#### Objective:
Below is a block of records: output all of them exactly and leave out the pictures.
# start of Data rows
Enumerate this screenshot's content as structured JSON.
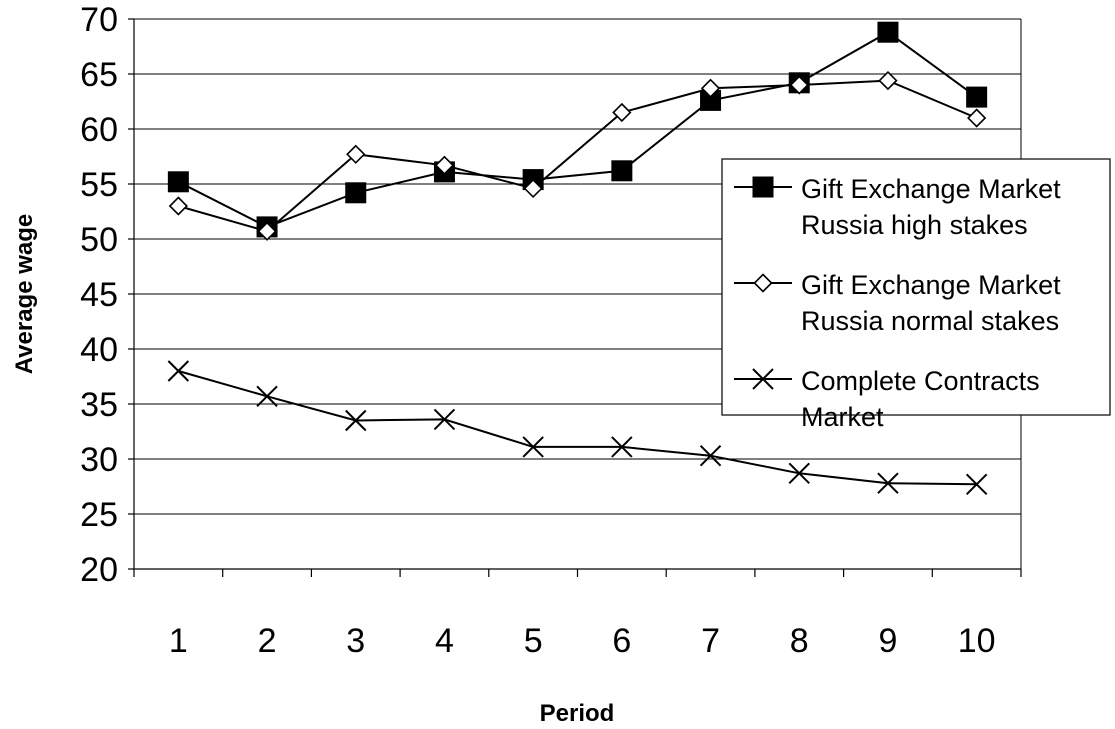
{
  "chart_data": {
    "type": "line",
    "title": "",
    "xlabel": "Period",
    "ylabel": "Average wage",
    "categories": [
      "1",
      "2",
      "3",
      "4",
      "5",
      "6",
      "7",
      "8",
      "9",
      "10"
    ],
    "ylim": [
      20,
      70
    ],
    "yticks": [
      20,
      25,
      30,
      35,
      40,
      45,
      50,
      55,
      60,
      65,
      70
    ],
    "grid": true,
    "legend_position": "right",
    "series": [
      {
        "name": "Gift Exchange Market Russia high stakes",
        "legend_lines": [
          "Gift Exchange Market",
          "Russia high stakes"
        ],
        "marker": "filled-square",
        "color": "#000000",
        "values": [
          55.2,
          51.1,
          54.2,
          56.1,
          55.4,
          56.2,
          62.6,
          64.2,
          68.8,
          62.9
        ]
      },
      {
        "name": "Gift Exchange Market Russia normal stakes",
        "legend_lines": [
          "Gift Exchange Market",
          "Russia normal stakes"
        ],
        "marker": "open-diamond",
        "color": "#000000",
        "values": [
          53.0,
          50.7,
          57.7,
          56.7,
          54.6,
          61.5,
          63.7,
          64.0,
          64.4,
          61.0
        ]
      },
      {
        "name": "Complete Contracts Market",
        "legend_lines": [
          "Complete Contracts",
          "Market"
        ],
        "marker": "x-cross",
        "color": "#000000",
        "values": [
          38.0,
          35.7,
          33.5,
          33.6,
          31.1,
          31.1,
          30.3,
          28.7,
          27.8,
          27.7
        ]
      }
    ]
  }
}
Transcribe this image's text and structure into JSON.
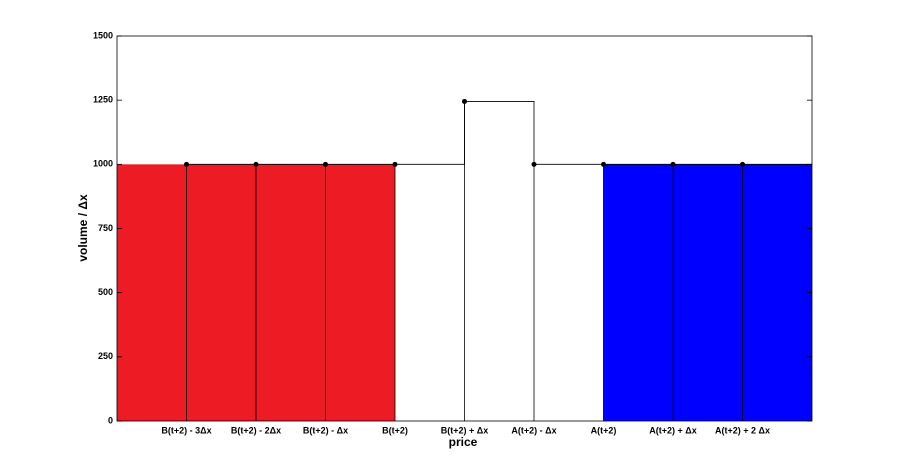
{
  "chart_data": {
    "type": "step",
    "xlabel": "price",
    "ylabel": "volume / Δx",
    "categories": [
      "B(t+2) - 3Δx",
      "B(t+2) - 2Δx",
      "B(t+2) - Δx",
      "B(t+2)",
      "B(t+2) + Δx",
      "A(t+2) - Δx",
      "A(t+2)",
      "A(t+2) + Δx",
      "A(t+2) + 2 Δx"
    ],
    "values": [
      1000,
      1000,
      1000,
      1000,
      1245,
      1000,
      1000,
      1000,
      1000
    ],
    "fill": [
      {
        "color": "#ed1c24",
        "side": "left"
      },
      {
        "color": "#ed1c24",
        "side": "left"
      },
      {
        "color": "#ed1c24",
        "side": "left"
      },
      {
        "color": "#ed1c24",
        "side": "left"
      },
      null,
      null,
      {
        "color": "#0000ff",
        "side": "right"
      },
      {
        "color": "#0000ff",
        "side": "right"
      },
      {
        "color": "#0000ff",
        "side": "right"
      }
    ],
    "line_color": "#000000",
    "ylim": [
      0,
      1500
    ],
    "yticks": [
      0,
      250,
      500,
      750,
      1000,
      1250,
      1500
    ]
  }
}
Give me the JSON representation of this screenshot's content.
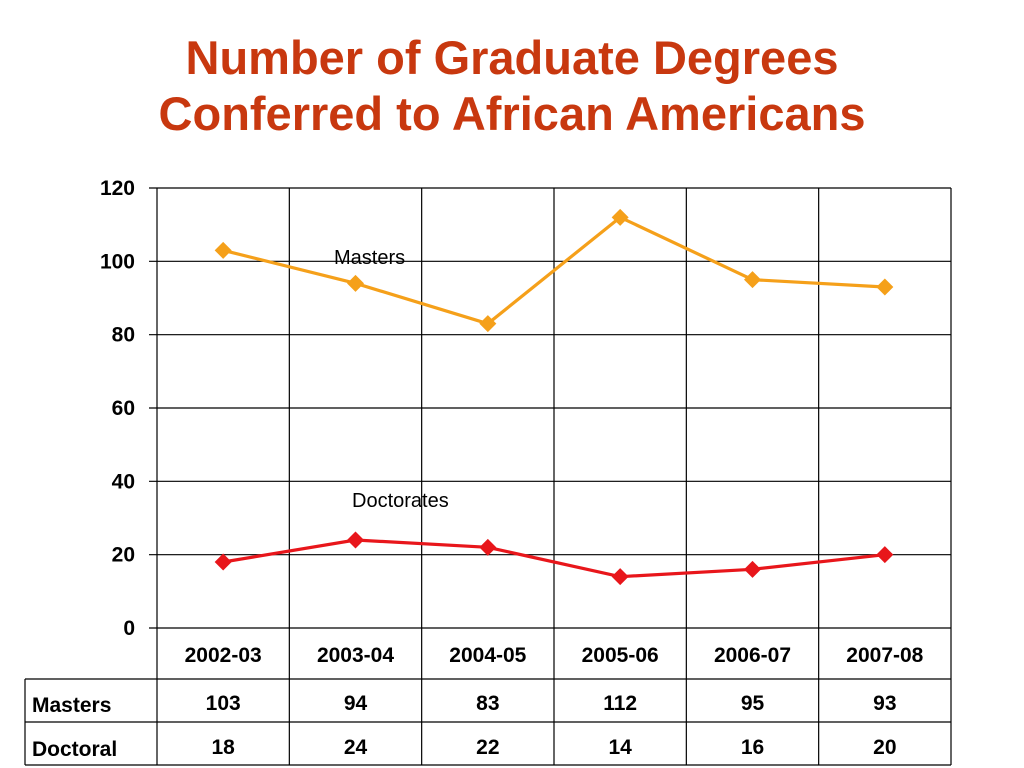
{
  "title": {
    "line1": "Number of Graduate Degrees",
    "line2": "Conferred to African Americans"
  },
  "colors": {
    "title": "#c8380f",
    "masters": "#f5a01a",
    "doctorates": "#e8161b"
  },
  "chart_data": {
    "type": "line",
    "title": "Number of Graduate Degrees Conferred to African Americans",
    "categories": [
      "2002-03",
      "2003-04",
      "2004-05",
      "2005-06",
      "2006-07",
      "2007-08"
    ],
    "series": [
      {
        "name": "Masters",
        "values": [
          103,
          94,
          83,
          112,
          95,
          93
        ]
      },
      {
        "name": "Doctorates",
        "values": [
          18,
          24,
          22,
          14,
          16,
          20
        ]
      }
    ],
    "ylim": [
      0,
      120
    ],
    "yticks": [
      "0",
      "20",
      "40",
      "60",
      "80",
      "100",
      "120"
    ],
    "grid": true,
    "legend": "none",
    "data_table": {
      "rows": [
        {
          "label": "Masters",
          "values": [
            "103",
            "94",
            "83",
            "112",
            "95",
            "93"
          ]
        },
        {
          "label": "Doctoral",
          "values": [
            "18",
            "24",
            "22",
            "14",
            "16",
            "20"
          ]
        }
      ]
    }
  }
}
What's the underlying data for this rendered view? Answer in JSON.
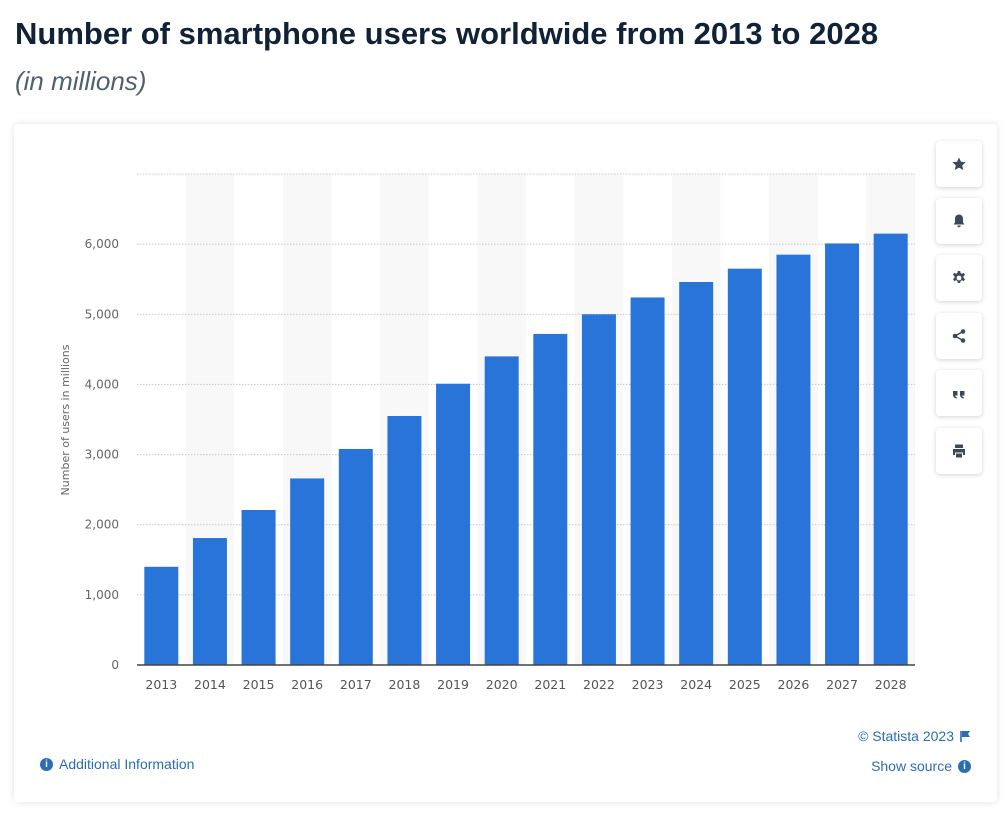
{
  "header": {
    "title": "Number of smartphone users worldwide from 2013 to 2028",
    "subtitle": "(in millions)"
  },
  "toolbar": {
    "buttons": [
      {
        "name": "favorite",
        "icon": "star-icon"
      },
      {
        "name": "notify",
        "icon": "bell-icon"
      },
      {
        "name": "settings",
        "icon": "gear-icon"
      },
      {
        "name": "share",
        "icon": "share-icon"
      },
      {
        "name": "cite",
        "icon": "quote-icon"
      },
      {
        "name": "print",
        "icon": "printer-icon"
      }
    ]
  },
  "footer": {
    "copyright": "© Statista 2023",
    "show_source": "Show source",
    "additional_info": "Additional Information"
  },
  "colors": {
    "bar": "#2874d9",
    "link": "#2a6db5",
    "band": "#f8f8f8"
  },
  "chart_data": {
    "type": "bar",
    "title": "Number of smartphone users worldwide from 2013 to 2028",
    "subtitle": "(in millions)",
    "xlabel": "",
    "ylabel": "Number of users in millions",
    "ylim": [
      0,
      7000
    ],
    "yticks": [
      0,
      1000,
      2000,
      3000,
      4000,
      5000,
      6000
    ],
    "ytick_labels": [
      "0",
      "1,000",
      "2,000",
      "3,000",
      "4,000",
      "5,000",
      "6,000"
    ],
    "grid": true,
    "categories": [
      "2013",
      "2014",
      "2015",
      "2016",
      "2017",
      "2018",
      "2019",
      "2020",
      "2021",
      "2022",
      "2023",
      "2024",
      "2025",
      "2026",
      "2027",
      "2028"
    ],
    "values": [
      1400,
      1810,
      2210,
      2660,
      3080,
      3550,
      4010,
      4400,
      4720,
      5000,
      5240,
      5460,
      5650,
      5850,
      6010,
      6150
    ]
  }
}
# end of Data rows
#### Response to the task:
Enumerate this screenshot's content as structured JSON.
{
  "chart_data": {
    "type": "line",
    "title": "",
    "xlabel": "Period",
    "ylabel": "Average wage",
    "categories": [
      "1",
      "2",
      "3",
      "4",
      "5",
      "6",
      "7",
      "8",
      "9",
      "10"
    ],
    "ylim": [
      20,
      70
    ],
    "yticks": [
      20,
      25,
      30,
      35,
      40,
      45,
      50,
      55,
      60,
      65,
      70
    ],
    "grid": true,
    "legend_position": "right",
    "series": [
      {
        "name": "Gift Exchange Market Russia high stakes",
        "legend_lines": [
          "Gift Exchange Market",
          "Russia high stakes"
        ],
        "marker": "filled-square",
        "color": "#000000",
        "values": [
          55.2,
          51.1,
          54.2,
          56.1,
          55.4,
          56.2,
          62.6,
          64.2,
          68.8,
          62.9
        ]
      },
      {
        "name": "Gift Exchange Market Russia normal stakes",
        "legend_lines": [
          "Gift Exchange Market",
          "Russia normal stakes"
        ],
        "marker": "open-diamond",
        "color": "#000000",
        "values": [
          53.0,
          50.7,
          57.7,
          56.7,
          54.6,
          61.5,
          63.7,
          64.0,
          64.4,
          61.0
        ]
      },
      {
        "name": "Complete Contracts Market",
        "legend_lines": [
          "Complete Contracts",
          "Market"
        ],
        "marker": "x-cross",
        "color": "#000000",
        "values": [
          38.0,
          35.7,
          33.5,
          33.6,
          31.1,
          31.1,
          30.3,
          28.7,
          27.8,
          27.7
        ]
      }
    ]
  }
}
Transcribe this image's text and structure into JSON.
{
  "chart_data": {
    "type": "step",
    "xlabel": "price",
    "ylabel": "volume / Δx",
    "categories": [
      "B(t+2) - 3Δx",
      "B(t+2) - 2Δx",
      "B(t+2) - Δx",
      "B(t+2)",
      "B(t+2) + Δx",
      "A(t+2) - Δx",
      "A(t+2)",
      "A(t+2) + Δx",
      "A(t+2) + 2 Δx"
    ],
    "values": [
      1000,
      1000,
      1000,
      1000,
      1245,
      1000,
      1000,
      1000,
      1000
    ],
    "fill": [
      {
        "color": "#ed1c24",
        "side": "left"
      },
      {
        "color": "#ed1c24",
        "side": "left"
      },
      {
        "color": "#ed1c24",
        "side": "left"
      },
      {
        "color": "#ed1c24",
        "side": "left"
      },
      null,
      null,
      {
        "color": "#0000ff",
        "side": "right"
      },
      {
        "color": "#0000ff",
        "side": "right"
      },
      {
        "color": "#0000ff",
        "side": "right"
      }
    ],
    "line_color": "#000000",
    "ylim": [
      0,
      1500
    ],
    "yticks": [
      0,
      250,
      500,
      750,
      1000,
      1250,
      1500
    ]
  }
}
Give me the JSON representation of this screenshot's content.
{
  "title": {
    "line1": "Number of Graduate Degrees",
    "line2": "Conferred to African Americans"
  },
  "colors": {
    "title": "#c8380f",
    "masters": "#f5a01a",
    "doctorates": "#e8161b"
  },
  "chart_data": {
    "type": "line",
    "title": "Number of Graduate Degrees Conferred to African Americans",
    "categories": [
      "2002-03",
      "2003-04",
      "2004-05",
      "2005-06",
      "2006-07",
      "2007-08"
    ],
    "series": [
      {
        "name": "Masters",
        "values": [
          103,
          94,
          83,
          112,
          95,
          93
        ]
      },
      {
        "name": "Doctorates",
        "values": [
          18,
          24,
          22,
          14,
          16,
          20
        ]
      }
    ],
    "ylim": [
      0,
      120
    ],
    "yticks": [
      "0",
      "20",
      "40",
      "60",
      "80",
      "100",
      "120"
    ],
    "grid": true,
    "legend": "none",
    "data_table": {
      "rows": [
        {
          "label": "Masters",
          "values": [
            "103",
            "94",
            "83",
            "112",
            "95",
            "93"
          ]
        },
        {
          "label": "Doctoral",
          "values": [
            "18",
            "24",
            "22",
            "14",
            "16",
            "20"
          ]
        }
      ]
    }
  }
}
What's the underlying data for this rendered view? Answer in JSON.
{
  "header": {
    "title": "Number of smartphone users worldwide from 2013 to 2028",
    "subtitle": "(in millions)"
  },
  "toolbar": {
    "buttons": [
      {
        "name": "favorite",
        "icon": "star-icon"
      },
      {
        "name": "notify",
        "icon": "bell-icon"
      },
      {
        "name": "settings",
        "icon": "gear-icon"
      },
      {
        "name": "share",
        "icon": "share-icon"
      },
      {
        "name": "cite",
        "icon": "quote-icon"
      },
      {
        "name": "print",
        "icon": "printer-icon"
      }
    ]
  },
  "footer": {
    "copyright": "© Statista 2023",
    "show_source": "Show source",
    "additional_info": "Additional Information"
  },
  "colors": {
    "bar": "#2874d9",
    "link": "#2a6db5",
    "band": "#f8f8f8"
  },
  "chart_data": {
    "type": "bar",
    "title": "Number of smartphone users worldwide from 2013 to 2028",
    "subtitle": "(in millions)",
    "xlabel": "",
    "ylabel": "Number of users in millions",
    "ylim": [
      0,
      7000
    ],
    "yticks": [
      0,
      1000,
      2000,
      3000,
      4000,
      5000,
      6000
    ],
    "ytick_labels": [
      "0",
      "1,000",
      "2,000",
      "3,000",
      "4,000",
      "5,000",
      "6,000"
    ],
    "grid": true,
    "categories": [
      "2013",
      "2014",
      "2015",
      "2016",
      "2017",
      "2018",
      "2019",
      "2020",
      "2021",
      "2022",
      "2023",
      "2024",
      "2025",
      "2026",
      "2027",
      "2028"
    ],
    "values": [
      1400,
      1810,
      2210,
      2660,
      3080,
      3550,
      4010,
      4400,
      4720,
      5000,
      5240,
      5460,
      5650,
      5850,
      6010,
      6150
    ]
  }
}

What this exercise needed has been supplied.